__Stated exercise__
Transcribe the full listing below exactly.

__Records that describe figures__
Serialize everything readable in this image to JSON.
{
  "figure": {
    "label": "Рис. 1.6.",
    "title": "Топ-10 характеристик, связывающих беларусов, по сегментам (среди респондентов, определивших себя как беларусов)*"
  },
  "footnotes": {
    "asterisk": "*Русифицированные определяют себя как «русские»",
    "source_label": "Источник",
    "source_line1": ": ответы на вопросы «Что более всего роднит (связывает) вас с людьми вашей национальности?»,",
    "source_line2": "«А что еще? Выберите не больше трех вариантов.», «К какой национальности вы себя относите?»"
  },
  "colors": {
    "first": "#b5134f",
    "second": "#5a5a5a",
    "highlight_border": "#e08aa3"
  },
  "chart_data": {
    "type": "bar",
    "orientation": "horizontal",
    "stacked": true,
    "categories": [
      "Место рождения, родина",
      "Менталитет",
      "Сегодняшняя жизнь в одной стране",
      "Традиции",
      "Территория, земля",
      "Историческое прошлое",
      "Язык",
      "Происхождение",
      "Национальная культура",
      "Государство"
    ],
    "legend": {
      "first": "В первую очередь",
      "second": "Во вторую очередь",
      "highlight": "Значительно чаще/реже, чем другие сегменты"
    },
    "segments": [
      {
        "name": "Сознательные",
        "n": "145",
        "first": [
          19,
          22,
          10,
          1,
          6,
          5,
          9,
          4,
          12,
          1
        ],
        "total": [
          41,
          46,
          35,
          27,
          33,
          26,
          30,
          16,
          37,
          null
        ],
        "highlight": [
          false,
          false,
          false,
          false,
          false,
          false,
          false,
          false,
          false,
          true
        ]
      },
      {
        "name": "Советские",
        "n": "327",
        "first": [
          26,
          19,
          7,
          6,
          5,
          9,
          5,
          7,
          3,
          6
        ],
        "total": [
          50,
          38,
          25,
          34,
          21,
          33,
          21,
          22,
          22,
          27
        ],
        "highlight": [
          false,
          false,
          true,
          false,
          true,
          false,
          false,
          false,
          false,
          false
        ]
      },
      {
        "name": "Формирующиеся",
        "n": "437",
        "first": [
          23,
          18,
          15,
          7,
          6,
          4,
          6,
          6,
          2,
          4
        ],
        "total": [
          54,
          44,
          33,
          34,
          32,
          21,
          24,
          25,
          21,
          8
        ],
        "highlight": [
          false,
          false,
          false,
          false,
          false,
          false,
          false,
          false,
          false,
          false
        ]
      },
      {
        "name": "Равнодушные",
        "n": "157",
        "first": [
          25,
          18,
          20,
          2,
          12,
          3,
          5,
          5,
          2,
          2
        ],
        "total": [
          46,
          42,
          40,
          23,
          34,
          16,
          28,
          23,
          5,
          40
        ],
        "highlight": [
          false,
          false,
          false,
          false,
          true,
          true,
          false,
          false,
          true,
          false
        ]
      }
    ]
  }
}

__Complete answer__
Serialize everything readable in this image to JSON.
{
  "figure": {
    "label": "Рис. 1.6.",
    "title": "Топ-10 характеристик, связывающих беларусов, по сегментам (среди респондентов, определивших себя как беларусов)*"
  },
  "footnotes": {
    "asterisk": "*Русифицированные определяют себя как «русские»",
    "source_label": "Источник",
    "source_line1": ": ответы на вопросы «Что более всего роднит (связывает) вас с людьми вашей национальности?»,",
    "source_line2": "«А что еще? Выберите не больше трех вариантов.», «К какой национальности вы себя относите?»"
  },
  "colors": {
    "first": "#b5134f",
    "second": "#5a5a5a",
    "highlight_border": "#e08aa3"
  },
  "chart_data": {
    "type": "bar",
    "orientation": "horizontal",
    "stacked": true,
    "categories": [
      "Место рождения, родина",
      "Менталитет",
      "Сегодняшняя жизнь в одной стране",
      "Традиции",
      "Территория, земля",
      "Историческое прошлое",
      "Язык",
      "Происхождение",
      "Национальная культура",
      "Государство"
    ],
    "legend": {
      "first": "В первую очередь",
      "second": "Во вторую очередь",
      "highlight": "Значительно чаще/реже, чем другие сегменты"
    },
    "segments": [
      {
        "name": "Сознательные",
        "n": "145",
        "first": [
          19,
          22,
          10,
          1,
          6,
          5,
          9,
          4,
          12,
          1
        ],
        "total": [
          41,
          46,
          35,
          27,
          33,
          26,
          30,
          16,
          37,
          null
        ],
        "highlight": [
          false,
          false,
          false,
          false,
          false,
          false,
          false,
          false,
          false,
          true
        ]
      },
      {
        "name": "Советские",
        "n": "327",
        "first": [
          26,
          19,
          7,
          6,
          5,
          9,
          5,
          7,
          3,
          6
        ],
        "total": [
          50,
          38,
          25,
          34,
          21,
          33,
          21,
          22,
          22,
          27
        ],
        "highlight": [
          false,
          false,
          true,
          false,
          true,
          false,
          false,
          false,
          false,
          false
        ]
      },
      {
        "name": "Формирующиеся",
        "n": "437",
        "first": [
          23,
          18,
          15,
          7,
          6,
          4,
          6,
          6,
          2,
          4
        ],
        "total": [
          54,
          44,
          33,
          34,
          32,
          21,
          24,
          25,
          21,
          8
        ],
        "highlight": [
          false,
          false,
          false,
          false,
          false,
          false,
          false,
          false,
          false,
          false
        ]
      },
      {
        "name": "Равнодушные",
        "n": "157",
        "first": [
          25,
          18,
          20,
          2,
          12,
          3,
          5,
          5,
          2,
          2
        ],
        "total": [
          46,
          42,
          40,
          23,
          34,
          16,
          28,
          23,
          5,
          40
        ],
        "highlight": [
          false,
          false,
          false,
          false,
          true,
          true,
          false,
          false,
          true,
          false
        ]
      }
    ]
  }
}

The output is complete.